# `LangChain.MessageDelta`
[🔗](https://github.com/brainlid/langchain/blob/v0.8.9/lib/message_delta.ex#L1)

Models a "delta" message from a chat LLM. A delta is a small chunk, or piece
of a much larger complete message. A series of deltas are used to construct
the complete message.

Delta messages must be applied in order for them to be valid. Delta messages
can be combined and transformed into a `LangChain.Message` once the final
piece is received.

## Roles

* `:unknown` - The role data is missing for the delta.
* `:assistant` - Responses coming back from the LLM.

## Tool Usage

Tools can be used or called by the assistant (LLM). A tool call is also split
across many message deltas and must be fully assembled before it can be
executed.

## Metadata

The `metadata` field is a map that can contain any additional information
about the message delta. It is used to store token usage, model, and other
LLM-specific information.

## Content Fields

The `content` field may contain:
- A string (for backward compatibility)
- A `LangChain.Message.ContentPart` struct
- An empty list `[]` that is received from some services like Anthropic, which
  is a signal that the content will be a list of content parts

The module uses two content-related fields:

* `content` - The raw content received from the LLM. This can be either a
  string (for backward compatibility), a `LangChain.Message.ContentPart`
  struct, or a `[]` indicating it will be a list of content parts. This field
  is cleared (set to `nil`) after merging into `merged_content`.

* `merged_content` - The accumulated list of `ContentPart`s after merging
  deltas. This is the source of truth for the message content and is used when
  converting to a `LangChain.Message`. When merging deltas:
  - For string content, it's converted to a `ContentPart` of type `:text`
  - For `ContentPart` content, it's merged based on the `index` field
  - Multiple content parts can be maintained in the list to support
    multi-modal responses (text, images, audio) or separate thinking content
    from final text

# `t`
[🔗](https://github.com/brainlid/langchain/blob/v0.8.9/lib/message_delta.ex#L82)
────────────────────
_WHAT YOU NEED TO DO_:
1. In the MessageDelta documentation above, repeat word for word the part that opens with the words containing "Tools can be" and closes with "A string (for backward compatibility)".
2. Translate this sentence from the MessageDelta documentation above into Spanish: "Delta messages must be applied in order for them to be valid."
3. According to the MessageDelta documentation above, what happens to the `content` field after it is merged into `merged_content`?

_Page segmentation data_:
────────────────────
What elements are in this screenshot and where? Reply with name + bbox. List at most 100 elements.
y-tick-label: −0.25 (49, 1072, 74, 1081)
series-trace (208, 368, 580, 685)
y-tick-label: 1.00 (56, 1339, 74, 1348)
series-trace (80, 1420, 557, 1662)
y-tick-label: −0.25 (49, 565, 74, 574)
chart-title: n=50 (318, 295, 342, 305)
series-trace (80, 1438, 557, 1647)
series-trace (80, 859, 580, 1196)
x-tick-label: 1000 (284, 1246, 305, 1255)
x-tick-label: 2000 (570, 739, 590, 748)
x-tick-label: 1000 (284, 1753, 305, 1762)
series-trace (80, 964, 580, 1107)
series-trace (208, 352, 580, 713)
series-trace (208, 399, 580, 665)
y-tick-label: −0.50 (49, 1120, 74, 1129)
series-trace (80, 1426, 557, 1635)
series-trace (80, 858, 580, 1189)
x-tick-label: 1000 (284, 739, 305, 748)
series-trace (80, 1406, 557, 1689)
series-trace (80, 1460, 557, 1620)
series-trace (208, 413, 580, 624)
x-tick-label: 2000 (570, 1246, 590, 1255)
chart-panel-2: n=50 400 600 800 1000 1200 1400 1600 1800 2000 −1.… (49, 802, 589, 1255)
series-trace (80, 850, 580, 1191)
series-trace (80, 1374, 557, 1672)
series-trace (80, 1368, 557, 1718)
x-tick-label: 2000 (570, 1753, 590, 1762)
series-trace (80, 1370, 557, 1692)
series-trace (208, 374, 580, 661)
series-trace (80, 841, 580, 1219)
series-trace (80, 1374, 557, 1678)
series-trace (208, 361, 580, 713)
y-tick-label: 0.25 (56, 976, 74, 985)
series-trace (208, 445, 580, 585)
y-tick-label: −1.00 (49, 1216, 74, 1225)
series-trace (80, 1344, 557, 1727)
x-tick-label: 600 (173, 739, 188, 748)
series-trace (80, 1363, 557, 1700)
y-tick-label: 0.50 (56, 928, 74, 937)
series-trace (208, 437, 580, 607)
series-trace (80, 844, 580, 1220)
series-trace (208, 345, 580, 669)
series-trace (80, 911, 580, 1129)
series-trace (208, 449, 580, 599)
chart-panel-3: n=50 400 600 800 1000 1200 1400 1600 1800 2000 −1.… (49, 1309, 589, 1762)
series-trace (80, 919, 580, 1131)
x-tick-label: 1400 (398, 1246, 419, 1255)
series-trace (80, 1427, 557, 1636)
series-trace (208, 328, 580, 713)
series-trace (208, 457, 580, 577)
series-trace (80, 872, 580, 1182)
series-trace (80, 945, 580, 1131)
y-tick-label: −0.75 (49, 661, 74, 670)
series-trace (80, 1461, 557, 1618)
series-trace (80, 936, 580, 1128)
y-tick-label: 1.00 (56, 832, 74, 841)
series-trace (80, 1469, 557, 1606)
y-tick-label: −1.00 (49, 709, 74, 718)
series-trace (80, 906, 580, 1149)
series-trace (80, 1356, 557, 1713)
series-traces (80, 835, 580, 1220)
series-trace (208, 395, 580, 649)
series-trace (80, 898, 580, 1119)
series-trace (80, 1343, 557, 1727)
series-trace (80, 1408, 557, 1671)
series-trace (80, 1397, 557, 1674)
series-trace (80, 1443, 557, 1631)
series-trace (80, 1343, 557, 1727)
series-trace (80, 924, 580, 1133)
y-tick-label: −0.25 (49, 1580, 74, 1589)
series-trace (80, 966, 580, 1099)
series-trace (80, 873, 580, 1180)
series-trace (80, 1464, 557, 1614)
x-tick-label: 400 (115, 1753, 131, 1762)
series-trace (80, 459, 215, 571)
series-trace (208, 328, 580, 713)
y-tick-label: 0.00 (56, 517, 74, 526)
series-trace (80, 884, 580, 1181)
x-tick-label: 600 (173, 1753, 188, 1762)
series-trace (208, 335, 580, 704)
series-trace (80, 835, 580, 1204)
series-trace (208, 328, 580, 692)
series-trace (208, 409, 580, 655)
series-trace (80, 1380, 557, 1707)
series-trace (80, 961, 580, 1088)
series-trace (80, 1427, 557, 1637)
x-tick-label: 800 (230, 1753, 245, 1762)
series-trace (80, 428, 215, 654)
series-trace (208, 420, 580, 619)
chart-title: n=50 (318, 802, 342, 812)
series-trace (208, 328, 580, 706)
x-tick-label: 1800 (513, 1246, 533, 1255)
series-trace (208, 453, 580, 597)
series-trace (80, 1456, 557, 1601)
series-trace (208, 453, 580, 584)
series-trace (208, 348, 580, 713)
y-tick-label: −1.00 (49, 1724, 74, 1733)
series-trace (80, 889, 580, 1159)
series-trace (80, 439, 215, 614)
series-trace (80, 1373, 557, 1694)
────────────────────
_TASK RESULTS_:
1.
Tools can be used or called by the assistant (LLM). A tool call is also split
across many message deltas and must be fully assembled before it can be
executed.

## Metadata

The `metadata` field is a map that can contain any additional information
about the message delta. It is used to store token usage, model, and other
LLM-specific information.

## Content Fields

The `content` field may contain:
- A string (for backward compatibility)

2. Los mensajes delta deben aplicarse en orden para que sean válidos.

3. It is cleared, meaning it is set to `nil`.